** Start of ROWS **
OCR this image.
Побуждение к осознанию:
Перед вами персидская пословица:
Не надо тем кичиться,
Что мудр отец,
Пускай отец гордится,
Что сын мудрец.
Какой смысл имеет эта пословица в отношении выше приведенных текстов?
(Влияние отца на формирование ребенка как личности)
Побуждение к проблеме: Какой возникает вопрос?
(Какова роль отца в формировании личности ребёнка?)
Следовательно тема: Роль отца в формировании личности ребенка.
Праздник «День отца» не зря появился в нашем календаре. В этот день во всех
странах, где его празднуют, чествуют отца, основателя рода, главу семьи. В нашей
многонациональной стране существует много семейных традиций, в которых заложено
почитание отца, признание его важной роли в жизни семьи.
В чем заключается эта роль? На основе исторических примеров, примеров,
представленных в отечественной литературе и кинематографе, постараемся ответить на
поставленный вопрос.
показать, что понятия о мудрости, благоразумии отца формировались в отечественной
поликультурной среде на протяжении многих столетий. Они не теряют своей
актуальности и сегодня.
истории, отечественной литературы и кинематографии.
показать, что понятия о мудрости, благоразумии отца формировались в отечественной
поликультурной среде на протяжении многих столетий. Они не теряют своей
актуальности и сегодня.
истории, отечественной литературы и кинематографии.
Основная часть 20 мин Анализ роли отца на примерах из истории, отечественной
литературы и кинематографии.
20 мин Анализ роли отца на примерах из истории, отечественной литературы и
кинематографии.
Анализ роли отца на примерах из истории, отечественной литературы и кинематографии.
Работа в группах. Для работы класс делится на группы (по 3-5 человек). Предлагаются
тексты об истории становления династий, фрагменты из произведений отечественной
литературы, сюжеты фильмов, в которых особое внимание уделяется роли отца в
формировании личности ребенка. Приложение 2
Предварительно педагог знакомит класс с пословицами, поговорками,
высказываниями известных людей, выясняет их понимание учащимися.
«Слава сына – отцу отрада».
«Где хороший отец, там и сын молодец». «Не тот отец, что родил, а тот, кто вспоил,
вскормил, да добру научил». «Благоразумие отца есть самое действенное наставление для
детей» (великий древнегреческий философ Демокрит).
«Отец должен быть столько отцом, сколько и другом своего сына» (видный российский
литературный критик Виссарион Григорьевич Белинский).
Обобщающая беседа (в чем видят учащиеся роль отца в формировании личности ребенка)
** End of ROWS **
Find every line that holds "Анализ" and copy it.

Основная часть 20 мин Анализ роли отца на примерах из истории, отечественной
20 мин Анализ роли отца на примерах из истории, отечественной литературы и
Анализ роли отца на примерах из истории, отечественной литературы и кинематографии.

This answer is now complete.